Write out the material exactly. Do not include the pictures.

-- start Task material --

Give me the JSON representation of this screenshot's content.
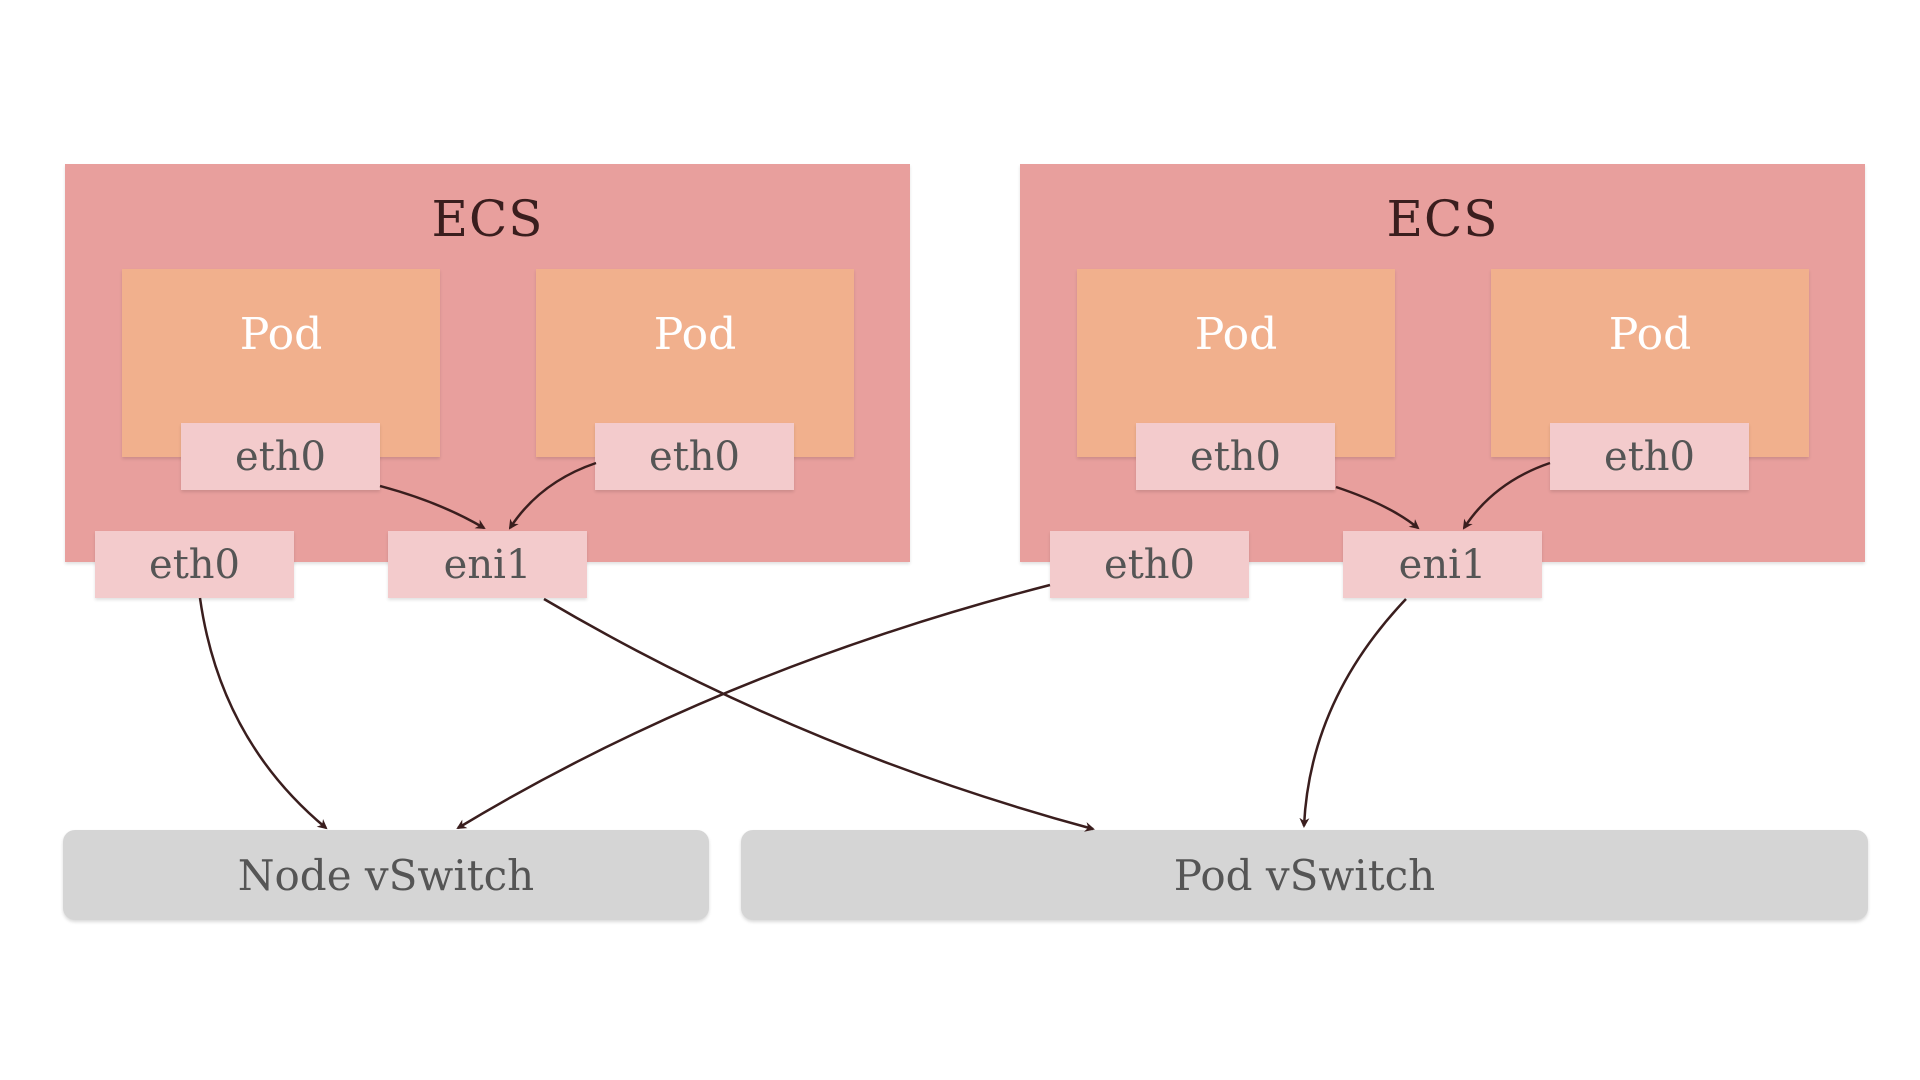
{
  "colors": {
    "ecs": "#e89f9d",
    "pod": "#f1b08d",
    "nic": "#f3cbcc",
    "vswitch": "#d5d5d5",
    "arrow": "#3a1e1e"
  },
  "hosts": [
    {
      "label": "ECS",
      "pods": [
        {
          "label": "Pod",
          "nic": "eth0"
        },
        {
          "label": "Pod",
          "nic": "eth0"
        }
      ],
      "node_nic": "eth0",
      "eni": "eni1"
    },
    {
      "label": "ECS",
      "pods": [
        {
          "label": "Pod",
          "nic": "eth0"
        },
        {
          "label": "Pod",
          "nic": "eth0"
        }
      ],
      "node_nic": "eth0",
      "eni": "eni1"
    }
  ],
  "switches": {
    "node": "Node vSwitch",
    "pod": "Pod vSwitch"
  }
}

-- end Task material --

** Written response **
Give me the JSON representation of this screenshot's content.
{
  "colors": {
    "ecs": "#e89f9d",
    "pod": "#f1b08d",
    "nic": "#f3cbcc",
    "vswitch": "#d5d5d5",
    "arrow": "#3a1e1e"
  },
  "hosts": [
    {
      "label": "ECS",
      "pods": [
        {
          "label": "Pod",
          "nic": "eth0"
        },
        {
          "label": "Pod",
          "nic": "eth0"
        }
      ],
      "node_nic": "eth0",
      "eni": "eni1"
    },
    {
      "label": "ECS",
      "pods": [
        {
          "label": "Pod",
          "nic": "eth0"
        },
        {
          "label": "Pod",
          "nic": "eth0"
        }
      ],
      "node_nic": "eth0",
      "eni": "eni1"
    }
  ],
  "switches": {
    "node": "Node vSwitch",
    "pod": "Pod vSwitch"
  }
}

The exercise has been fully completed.